Excerpts from a figure dataset:

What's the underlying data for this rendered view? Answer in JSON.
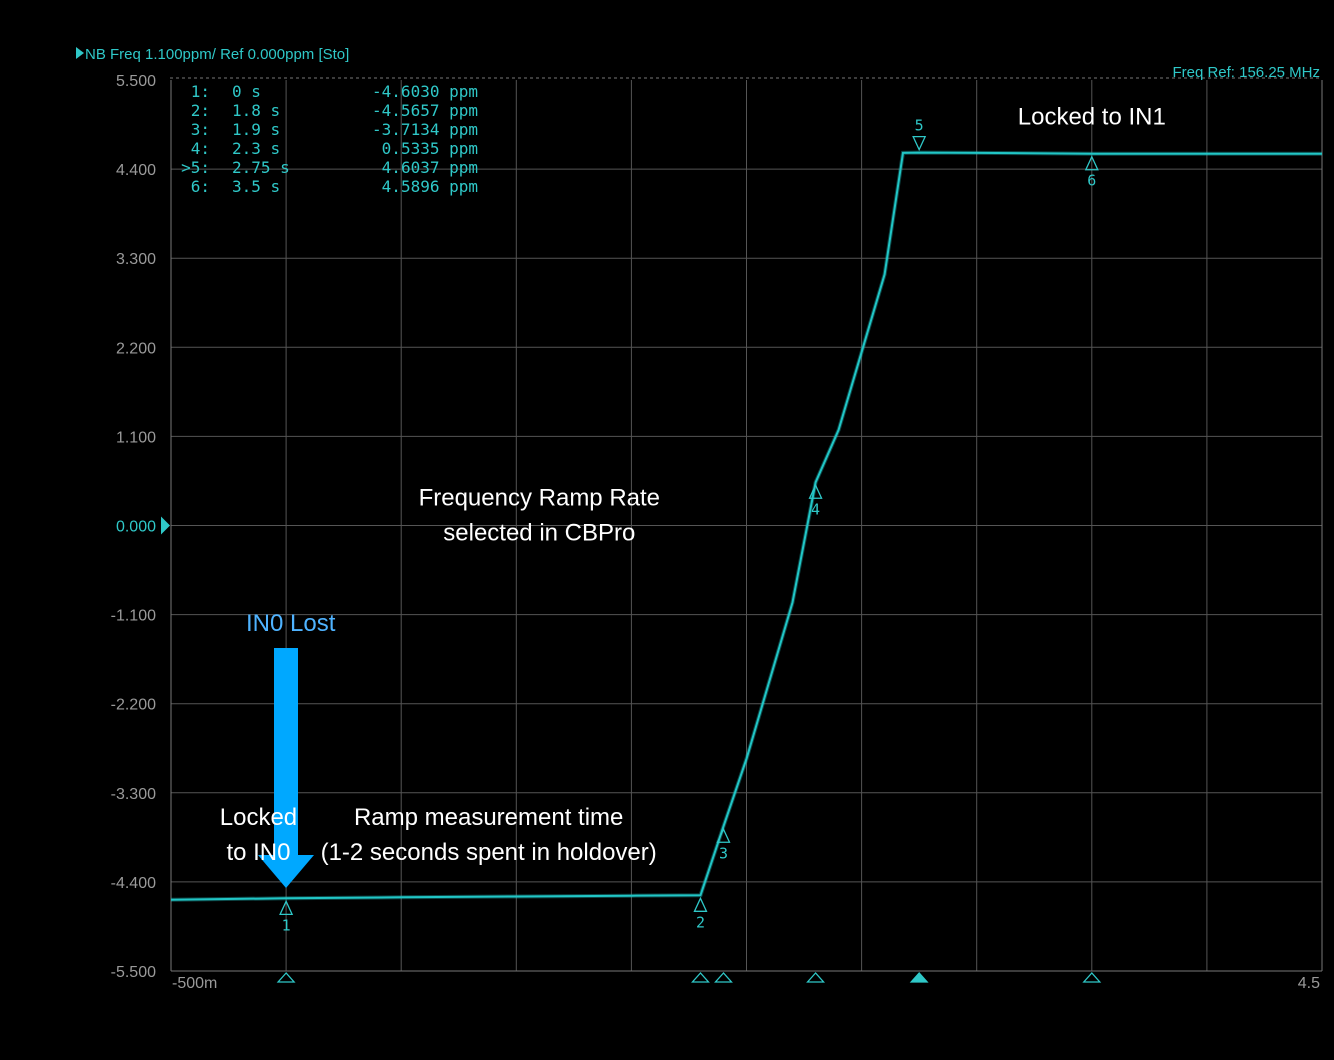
{
  "header": {
    "trace_label": "NB Freq 1.100ppm/ Ref 0.000ppm [Sto]",
    "freq_ref": "Freq Ref: 156.25 MHz"
  },
  "chart_data": {
    "type": "line",
    "title": "",
    "xlabel": "",
    "ylabel": "",
    "xlim": [
      -0.5,
      4.5
    ],
    "ylim": [
      -5.5,
      5.5
    ],
    "grid": true,
    "x_tick_labels": [
      "-500m",
      "4.5"
    ],
    "y_ticks": [
      {
        "value": 5.5,
        "label": "5.500"
      },
      {
        "value": 4.4,
        "label": "4.400"
      },
      {
        "value": 3.3,
        "label": "3.300"
      },
      {
        "value": 2.2,
        "label": "2.200"
      },
      {
        "value": 1.1,
        "label": "1.100"
      },
      {
        "value": 0.0,
        "label": "0.000"
      },
      {
        "value": -1.1,
        "label": "-1.100"
      },
      {
        "value": -2.2,
        "label": "-2.200"
      },
      {
        "value": -3.3,
        "label": "-3.300"
      },
      {
        "value": -4.4,
        "label": "-4.400"
      },
      {
        "value": -5.5,
        "label": "-5.500"
      }
    ],
    "reference_value_label": "0.000",
    "series": [
      {
        "x": [
          -0.5,
          0.0,
          0.5,
          1.0,
          1.5,
          1.8,
          1.9,
          2.0,
          2.2,
          2.3,
          2.4,
          2.6,
          2.68,
          2.75,
          3.0,
          3.5,
          4.0,
          4.5
        ],
        "y": [
          -4.62,
          -4.603,
          -4.59,
          -4.58,
          -4.57,
          -4.5657,
          -3.7134,
          -2.88,
          -0.95,
          0.5335,
          1.18,
          3.1,
          4.6,
          4.6037,
          4.6,
          4.5896,
          4.59,
          4.59
        ]
      }
    ],
    "markers": [
      {
        "id": "1",
        "label": "1:",
        "x_text": "0 s",
        "y_text": "-4.6030 ppm",
        "x": 0.0,
        "y": -4.603,
        "active": false
      },
      {
        "id": "2",
        "label": "2:",
        "x_text": "1.8 s",
        "y_text": "-4.5657 ppm",
        "x": 1.8,
        "y": -4.5657,
        "active": false
      },
      {
        "id": "3",
        "label": "3:",
        "x_text": "1.9 s",
        "y_text": "-3.7134 ppm",
        "x": 1.9,
        "y": -3.7134,
        "active": false
      },
      {
        "id": "4",
        "label": "4:",
        "x_text": "2.3 s",
        "y_text": "0.5335 ppm",
        "x": 2.3,
        "y": 0.5335,
        "active": false
      },
      {
        "id": "5",
        "label": ">5:",
        "x_text": "2.75 s",
        "y_text": "4.6037 ppm",
        "x": 2.75,
        "y": 4.6037,
        "active": true
      },
      {
        "id": "6",
        "label": "6:",
        "x_text": "3.5 s",
        "y_text": "4.5896 ppm",
        "x": 3.5,
        "y": 4.5896,
        "active": false
      }
    ],
    "annotations": [
      {
        "name": "locked-in1-annotation",
        "lines": [
          "Locked to IN1"
        ],
        "x": 3.5,
        "y": 4.95,
        "align": "middle",
        "color": "#ffffff"
      },
      {
        "name": "ramp-rate-annotation",
        "lines": [
          "Frequency Ramp Rate",
          "selected in CBPro"
        ],
        "x": 1.1,
        "y": 0.25,
        "align": "middle",
        "color": "#ffffff"
      },
      {
        "name": "in0-lost-annotation",
        "lines": [
          "IN0 Lost"
        ],
        "x": 0.02,
        "y": -1.3,
        "align": "middle",
        "color": "#4fb3ff"
      },
      {
        "name": "locked-in0-annotation",
        "lines": [
          "Locked",
          "to IN0"
        ],
        "x": -0.12,
        "y": -3.7,
        "align": "middle",
        "color": "#ffffff"
      },
      {
        "name": "ramp-measurement-annotation",
        "lines": [
          "Ramp measurement time",
          "(1-2 seconds spent in holdover)"
        ],
        "x": 0.88,
        "y": -3.7,
        "align": "middle",
        "color": "#ffffff"
      }
    ],
    "colors": {
      "trace": "#21c6c6",
      "text": "#2fc8c8",
      "grid": "#555555",
      "frame": "#777777",
      "arrow": "#00a8ff",
      "background": "#000000"
    }
  }
}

▸ Task brief: Copy every line of the listing that contains the word "name".

▸ Full answer:
        "name": "locked-in1-annotation",
        "name": "ramp-rate-annotation",
        "name": "in0-lost-annotation",
        "name": "locked-in0-annotation",
        "name": "ramp-measurement-annotation",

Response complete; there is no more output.